• **Problem statement**: Transcribe the records in full, keeping every character as it is.

+ + +

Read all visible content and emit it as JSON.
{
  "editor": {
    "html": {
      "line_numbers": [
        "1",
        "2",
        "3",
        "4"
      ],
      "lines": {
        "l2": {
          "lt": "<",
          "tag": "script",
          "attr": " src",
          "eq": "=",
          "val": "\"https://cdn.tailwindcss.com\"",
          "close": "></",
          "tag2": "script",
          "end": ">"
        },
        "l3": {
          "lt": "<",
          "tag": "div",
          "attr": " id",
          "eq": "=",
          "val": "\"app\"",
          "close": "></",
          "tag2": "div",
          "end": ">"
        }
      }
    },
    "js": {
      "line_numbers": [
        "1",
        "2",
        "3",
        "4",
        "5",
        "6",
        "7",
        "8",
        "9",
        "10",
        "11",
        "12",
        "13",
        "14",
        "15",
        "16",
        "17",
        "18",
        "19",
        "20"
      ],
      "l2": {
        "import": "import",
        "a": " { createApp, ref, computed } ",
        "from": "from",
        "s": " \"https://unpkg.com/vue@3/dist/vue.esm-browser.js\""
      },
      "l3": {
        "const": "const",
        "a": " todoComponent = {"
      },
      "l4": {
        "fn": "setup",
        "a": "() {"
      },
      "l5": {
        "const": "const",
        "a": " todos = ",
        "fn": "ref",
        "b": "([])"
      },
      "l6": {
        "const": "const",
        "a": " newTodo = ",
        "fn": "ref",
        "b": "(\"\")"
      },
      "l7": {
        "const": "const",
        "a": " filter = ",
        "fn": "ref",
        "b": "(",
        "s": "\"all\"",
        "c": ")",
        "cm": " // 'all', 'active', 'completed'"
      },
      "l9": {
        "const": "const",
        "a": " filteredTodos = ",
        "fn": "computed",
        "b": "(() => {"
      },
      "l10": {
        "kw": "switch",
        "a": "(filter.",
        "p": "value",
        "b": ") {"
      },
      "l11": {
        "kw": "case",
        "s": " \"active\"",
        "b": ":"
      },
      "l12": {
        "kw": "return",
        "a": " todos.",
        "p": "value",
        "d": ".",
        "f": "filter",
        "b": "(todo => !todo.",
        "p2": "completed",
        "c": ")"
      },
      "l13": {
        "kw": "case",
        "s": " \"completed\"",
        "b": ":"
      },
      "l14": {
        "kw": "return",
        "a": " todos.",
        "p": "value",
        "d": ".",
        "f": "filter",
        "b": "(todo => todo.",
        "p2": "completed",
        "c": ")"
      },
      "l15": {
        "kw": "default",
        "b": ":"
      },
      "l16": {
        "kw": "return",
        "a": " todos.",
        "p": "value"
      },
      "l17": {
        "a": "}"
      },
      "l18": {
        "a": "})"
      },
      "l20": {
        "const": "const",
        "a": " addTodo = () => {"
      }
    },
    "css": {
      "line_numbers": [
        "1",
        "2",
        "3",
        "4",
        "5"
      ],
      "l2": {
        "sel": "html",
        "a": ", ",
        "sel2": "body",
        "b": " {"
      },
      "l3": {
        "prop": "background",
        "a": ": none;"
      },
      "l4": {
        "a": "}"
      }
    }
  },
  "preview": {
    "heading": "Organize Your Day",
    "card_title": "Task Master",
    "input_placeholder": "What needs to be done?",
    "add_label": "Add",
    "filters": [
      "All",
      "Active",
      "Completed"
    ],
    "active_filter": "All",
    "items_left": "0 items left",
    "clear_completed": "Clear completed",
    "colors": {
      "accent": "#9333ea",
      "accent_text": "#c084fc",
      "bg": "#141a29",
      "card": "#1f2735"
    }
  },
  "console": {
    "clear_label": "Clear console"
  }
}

+ + +

• **Complete answer**:
Read all visible content and emit it as JSON.
{
  "editor": {
    "html": {
      "line_numbers": [
        "1",
        "2",
        "3",
        "4"
      ],
      "lines": {
        "l2": {
          "lt": "<",
          "tag": "script",
          "attr": " src",
          "eq": "=",
          "val": "\"https://cdn.tailwindcss.com\"",
          "close": "></",
          "tag2": "script",
          "end": ">"
        },
        "l3": {
          "lt": "<",
          "tag": "div",
          "attr": " id",
          "eq": "=",
          "val": "\"app\"",
          "close": "></",
          "tag2": "div",
          "end": ">"
        }
      }
    },
    "js": {
      "line_numbers": [
        "1",
        "2",
        "3",
        "4",
        "5",
        "6",
        "7",
        "8",
        "9",
        "10",
        "11",
        "12",
        "13",
        "14",
        "15",
        "16",
        "17",
        "18",
        "19",
        "20"
      ],
      "l2": {
        "import": "import",
        "a": " { createApp, ref, computed } ",
        "from": "from",
        "s": " \"https://unpkg.com/vue@3/dist/vue.esm-browser.js\""
      },
      "l3": {
        "const": "const",
        "a": " todoComponent = {"
      },
      "l4": {
        "fn": "setup",
        "a": "() {"
      },
      "l5": {
        "const": "const",
        "a": " todos = ",
        "fn": "ref",
        "b": "([])"
      },
      "l6": {
        "const": "const",
        "a": " newTodo = ",
        "fn": "ref",
        "b": "(\"\")"
      },
      "l7": {
        "const": "const",
        "a": " filter = ",
        "fn": "ref",
        "b": "(",
        "s": "\"all\"",
        "c": ")",
        "cm": " // 'all', 'active', 'completed'"
      },
      "l9": {
        "const": "const",
        "a": " filteredTodos = ",
        "fn": "computed",
        "b": "(() => {"
      },
      "l10": {
        "kw": "switch",
        "a": "(filter.",
        "p": "value",
        "b": ") {"
      },
      "l11": {
        "kw": "case",
        "s": " \"active\"",
        "b": ":"
      },
      "l12": {
        "kw": "return",
        "a": " todos.",
        "p": "value",
        "d": ".",
        "f": "filter",
        "b": "(todo => !todo.",
        "p2": "completed",
        "c": ")"
      },
      "l13": {
        "kw": "case",
        "s": " \"completed\"",
        "b": ":"
      },
      "l14": {
        "kw": "return",
        "a": " todos.",
        "p": "value",
        "d": ".",
        "f": "filter",
        "b": "(todo => todo.",
        "p2": "completed",
        "c": ")"
      },
      "l15": {
        "kw": "default",
        "b": ":"
      },
      "l16": {
        "kw": "return",
        "a": " todos.",
        "p": "value"
      },
      "l17": {
        "a": "}"
      },
      "l18": {
        "a": "})"
      },
      "l20": {
        "const": "const",
        "a": " addTodo = () => {"
      }
    },
    "css": {
      "line_numbers": [
        "1",
        "2",
        "3",
        "4",
        "5"
      ],
      "l2": {
        "sel": "html",
        "a": ", ",
        "sel2": "body",
        "b": " {"
      },
      "l3": {
        "prop": "background",
        "a": ": none;"
      },
      "l4": {
        "a": "}"
      }
    }
  },
  "preview": {
    "heading": "Organize Your Day",
    "card_title": "Task Master",
    "input_placeholder": "What needs to be done?",
    "add_label": "Add",
    "filters": [
      "All",
      "Active",
      "Completed"
    ],
    "active_filter": "All",
    "items_left": "0 items left",
    "clear_completed": "Clear completed",
    "colors": {
      "accent": "#9333ea",
      "accent_text": "#c084fc",
      "bg": "#141a29",
      "card": "#1f2735"
    }
  },
  "console": {
    "clear_label": "Clear console"
  }
}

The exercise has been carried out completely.